Americans still clash over some of the war's most fundamental issues
like, how the war began, and why it was fought. This hour
historians Victoria Bynum, as well as David Blight, Sean Wilentz and
others talk about the challenges involved in Remembering the Civil War.
Drew Gilpin Faust is the President of Harvard University, where
she also works as a Lincoln Professor of History. Her latest book, This
Republic of Suffering, explores one of the most sobering aspects of
the Civil War its colossal death toll. She talks to Steve Paulson
about the violence of the Civil War.
SEGMENT 2:
For many people, commemorating the Civil War is a time
to reflect on the end of slavery, and the expansion of American freedom.
But starting right after the war, many Americans chose not to remember
the Civil War in these terms. They played down some of the very issues
over which they had gone to war, in order to promote national harmony
and sectional reconciliation between North and South. Historian David
Blight teaches history at Yale University, and is the author of
Race and Reunion: The Civil War in American Memory. Blight tells Jim
Fleming Americans in both sides played a role in whitewashing the history
of the Civil War, in favor of a more unified nation. Also John Brown,
an abolitionist who from the beginning was committed to the abolition
of slavery and called for ending it through armed insurrection.

**Task description**: Write the next part of the program notes on remembering the Civil War, starting right after the sentence about John Brown.

**Information shown**:
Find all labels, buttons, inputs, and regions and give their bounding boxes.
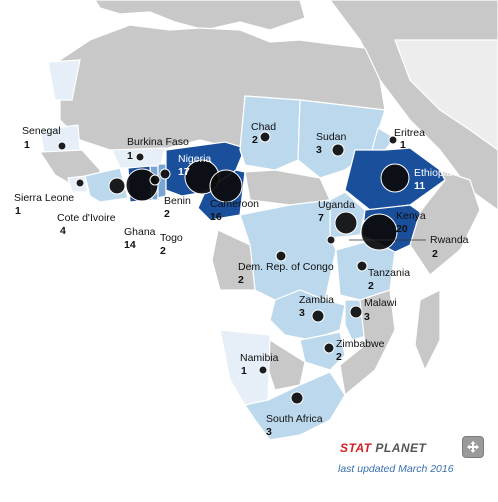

**Exercise output**:
Over the years, Steve Paulson has asked many historians and writers
about John Brown's role in Civil War history. And he has this historical
retrospective.
SEGMENT 3:
it may surprise some to know that not all white southerners
actually fought with the Confederacy in the Civil War. In her book,
The Long Shadow of the Civil War, historian Victoria Bynum relates
the story of three communities in the South that waged what she calls
"inner civil wars.Bynum tells Anne Strainchamps, about southern
unionists who fought against the Confederacy in places as diverse as
Jones County, Mississippi, North Carolina's Quaker Belt, and the Big
Thicket region of East Texas.
CD copies are available at 1-800-747-7444.
Ask for program number 11-02-20-A.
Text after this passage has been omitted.